Given request:
Copy out all lines that carry the word "page".

* * * *

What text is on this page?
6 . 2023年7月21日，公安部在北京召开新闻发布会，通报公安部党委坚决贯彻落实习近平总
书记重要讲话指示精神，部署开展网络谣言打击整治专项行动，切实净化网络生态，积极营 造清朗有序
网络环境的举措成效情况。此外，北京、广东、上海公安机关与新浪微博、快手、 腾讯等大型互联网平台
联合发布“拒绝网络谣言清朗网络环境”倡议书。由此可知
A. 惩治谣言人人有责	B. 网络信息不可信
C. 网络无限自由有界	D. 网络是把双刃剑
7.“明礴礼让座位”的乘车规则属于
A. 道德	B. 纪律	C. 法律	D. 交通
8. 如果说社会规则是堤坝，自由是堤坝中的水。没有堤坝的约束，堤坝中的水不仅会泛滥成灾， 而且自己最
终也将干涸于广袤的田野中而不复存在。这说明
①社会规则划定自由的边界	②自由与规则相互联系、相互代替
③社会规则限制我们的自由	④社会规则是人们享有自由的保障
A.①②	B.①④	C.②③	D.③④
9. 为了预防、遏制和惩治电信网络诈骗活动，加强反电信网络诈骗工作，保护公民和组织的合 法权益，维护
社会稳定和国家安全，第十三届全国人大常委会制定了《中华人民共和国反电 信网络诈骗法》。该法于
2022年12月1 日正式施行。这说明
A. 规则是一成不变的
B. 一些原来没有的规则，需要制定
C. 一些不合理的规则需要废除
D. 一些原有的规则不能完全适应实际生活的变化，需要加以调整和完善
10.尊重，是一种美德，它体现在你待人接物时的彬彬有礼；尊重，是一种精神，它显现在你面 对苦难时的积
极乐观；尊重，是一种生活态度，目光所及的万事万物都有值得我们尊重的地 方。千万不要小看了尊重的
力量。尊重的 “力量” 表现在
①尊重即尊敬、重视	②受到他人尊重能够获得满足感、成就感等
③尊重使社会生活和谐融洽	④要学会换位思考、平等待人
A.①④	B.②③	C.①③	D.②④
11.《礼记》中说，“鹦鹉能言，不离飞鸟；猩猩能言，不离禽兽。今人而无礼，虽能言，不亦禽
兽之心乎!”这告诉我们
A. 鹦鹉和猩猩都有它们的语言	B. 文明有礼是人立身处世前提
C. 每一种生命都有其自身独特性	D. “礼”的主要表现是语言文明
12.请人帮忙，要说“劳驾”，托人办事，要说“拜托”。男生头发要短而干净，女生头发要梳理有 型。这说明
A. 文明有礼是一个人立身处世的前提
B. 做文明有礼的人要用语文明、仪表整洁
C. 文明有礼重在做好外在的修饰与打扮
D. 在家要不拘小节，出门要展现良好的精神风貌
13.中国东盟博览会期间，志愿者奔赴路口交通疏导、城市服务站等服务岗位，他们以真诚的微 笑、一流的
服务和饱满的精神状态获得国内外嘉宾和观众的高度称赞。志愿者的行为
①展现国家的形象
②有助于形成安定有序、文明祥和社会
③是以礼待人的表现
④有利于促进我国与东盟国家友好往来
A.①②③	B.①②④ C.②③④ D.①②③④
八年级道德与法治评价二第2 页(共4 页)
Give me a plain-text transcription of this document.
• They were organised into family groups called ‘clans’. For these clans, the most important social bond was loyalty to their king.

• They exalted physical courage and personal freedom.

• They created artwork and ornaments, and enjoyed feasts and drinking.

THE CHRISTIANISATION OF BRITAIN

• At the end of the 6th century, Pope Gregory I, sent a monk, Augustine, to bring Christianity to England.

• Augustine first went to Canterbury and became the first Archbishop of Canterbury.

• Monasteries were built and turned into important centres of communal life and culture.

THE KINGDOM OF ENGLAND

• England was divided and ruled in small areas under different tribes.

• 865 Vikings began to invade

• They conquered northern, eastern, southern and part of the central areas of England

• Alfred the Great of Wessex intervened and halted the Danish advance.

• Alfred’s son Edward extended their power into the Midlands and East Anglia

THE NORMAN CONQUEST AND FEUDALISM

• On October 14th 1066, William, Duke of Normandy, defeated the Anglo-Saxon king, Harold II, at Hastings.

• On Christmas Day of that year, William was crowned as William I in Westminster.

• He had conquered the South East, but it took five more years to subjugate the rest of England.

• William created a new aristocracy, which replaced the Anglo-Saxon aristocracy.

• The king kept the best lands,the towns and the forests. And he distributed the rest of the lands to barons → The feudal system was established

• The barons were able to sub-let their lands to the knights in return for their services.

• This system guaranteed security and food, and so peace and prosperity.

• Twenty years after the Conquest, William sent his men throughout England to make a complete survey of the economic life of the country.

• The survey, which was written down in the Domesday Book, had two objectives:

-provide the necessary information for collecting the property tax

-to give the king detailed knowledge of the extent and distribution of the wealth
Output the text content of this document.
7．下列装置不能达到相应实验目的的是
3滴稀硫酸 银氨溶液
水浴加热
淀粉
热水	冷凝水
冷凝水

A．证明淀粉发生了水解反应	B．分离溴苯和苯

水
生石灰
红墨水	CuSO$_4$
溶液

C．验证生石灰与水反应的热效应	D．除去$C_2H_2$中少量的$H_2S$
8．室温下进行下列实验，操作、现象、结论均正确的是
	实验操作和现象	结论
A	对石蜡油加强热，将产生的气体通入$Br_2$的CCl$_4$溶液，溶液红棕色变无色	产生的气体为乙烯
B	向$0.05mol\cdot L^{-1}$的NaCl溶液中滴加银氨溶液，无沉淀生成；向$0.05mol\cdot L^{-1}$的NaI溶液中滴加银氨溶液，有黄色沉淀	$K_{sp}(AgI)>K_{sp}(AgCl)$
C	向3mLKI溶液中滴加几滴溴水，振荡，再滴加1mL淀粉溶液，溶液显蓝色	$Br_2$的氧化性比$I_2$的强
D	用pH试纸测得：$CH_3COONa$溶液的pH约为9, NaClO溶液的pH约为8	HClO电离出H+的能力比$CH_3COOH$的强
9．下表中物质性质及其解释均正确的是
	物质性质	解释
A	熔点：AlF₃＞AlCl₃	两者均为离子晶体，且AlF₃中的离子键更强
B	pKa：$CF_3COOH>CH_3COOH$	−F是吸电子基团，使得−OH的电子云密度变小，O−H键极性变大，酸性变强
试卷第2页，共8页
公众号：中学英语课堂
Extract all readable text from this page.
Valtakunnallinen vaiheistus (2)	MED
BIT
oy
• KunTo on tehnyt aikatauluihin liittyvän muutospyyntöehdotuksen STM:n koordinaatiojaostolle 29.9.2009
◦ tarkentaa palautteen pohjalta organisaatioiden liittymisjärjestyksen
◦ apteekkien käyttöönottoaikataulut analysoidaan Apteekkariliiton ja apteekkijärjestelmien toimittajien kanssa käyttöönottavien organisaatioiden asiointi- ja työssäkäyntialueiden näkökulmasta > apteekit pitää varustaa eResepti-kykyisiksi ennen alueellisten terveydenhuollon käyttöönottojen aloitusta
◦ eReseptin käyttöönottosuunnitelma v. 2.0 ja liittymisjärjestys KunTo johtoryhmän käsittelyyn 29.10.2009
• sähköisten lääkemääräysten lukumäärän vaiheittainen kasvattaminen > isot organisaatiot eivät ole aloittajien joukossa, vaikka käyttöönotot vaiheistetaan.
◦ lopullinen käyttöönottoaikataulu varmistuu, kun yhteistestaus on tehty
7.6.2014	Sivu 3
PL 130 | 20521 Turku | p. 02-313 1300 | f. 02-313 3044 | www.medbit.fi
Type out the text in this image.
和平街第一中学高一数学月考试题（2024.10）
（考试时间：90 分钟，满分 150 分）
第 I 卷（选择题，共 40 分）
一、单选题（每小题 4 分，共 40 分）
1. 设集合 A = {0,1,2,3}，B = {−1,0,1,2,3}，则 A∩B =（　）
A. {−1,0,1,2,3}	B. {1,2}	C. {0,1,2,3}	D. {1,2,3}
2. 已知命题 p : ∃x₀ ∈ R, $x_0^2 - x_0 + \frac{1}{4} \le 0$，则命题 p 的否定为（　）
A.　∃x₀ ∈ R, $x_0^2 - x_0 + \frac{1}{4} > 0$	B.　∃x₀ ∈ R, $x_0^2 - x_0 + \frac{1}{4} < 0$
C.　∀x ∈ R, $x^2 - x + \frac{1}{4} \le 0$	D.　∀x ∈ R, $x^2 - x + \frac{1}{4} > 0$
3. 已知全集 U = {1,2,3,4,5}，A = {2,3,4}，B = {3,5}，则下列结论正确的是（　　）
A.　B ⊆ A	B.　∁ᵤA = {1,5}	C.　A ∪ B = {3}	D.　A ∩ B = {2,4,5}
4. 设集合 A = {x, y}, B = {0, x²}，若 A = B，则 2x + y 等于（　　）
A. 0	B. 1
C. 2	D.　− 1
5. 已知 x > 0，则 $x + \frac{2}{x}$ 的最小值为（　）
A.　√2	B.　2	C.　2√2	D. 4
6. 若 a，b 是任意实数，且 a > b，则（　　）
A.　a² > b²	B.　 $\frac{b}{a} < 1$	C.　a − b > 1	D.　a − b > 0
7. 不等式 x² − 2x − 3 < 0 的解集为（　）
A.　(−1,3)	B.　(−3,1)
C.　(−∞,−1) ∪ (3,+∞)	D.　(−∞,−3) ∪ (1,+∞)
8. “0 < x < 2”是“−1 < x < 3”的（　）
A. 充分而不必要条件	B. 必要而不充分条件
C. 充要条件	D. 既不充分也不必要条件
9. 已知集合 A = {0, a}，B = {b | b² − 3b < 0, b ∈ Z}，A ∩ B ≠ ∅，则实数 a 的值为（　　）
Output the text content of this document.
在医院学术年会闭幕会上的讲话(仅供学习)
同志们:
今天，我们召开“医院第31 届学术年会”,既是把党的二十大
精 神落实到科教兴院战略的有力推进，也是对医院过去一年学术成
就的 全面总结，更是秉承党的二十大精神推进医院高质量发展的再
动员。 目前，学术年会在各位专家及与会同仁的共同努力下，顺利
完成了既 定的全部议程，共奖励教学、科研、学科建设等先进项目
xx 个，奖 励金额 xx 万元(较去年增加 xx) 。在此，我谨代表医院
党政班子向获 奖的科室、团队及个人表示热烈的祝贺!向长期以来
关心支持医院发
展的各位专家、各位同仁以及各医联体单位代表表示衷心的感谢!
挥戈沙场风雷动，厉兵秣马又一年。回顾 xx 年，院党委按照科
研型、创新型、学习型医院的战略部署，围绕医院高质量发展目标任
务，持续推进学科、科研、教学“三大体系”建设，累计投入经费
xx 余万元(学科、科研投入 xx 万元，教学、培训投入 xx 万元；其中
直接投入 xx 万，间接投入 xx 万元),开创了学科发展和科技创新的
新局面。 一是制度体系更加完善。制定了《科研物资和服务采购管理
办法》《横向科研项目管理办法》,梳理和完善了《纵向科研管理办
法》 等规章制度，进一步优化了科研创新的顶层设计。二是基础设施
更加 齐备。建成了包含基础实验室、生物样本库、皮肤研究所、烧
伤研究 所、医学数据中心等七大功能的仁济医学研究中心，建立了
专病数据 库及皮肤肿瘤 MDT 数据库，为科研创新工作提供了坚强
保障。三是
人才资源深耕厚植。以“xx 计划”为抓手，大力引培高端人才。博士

* * * *

Solved exercise:
What text is on this page?
Extract all readable text from this page.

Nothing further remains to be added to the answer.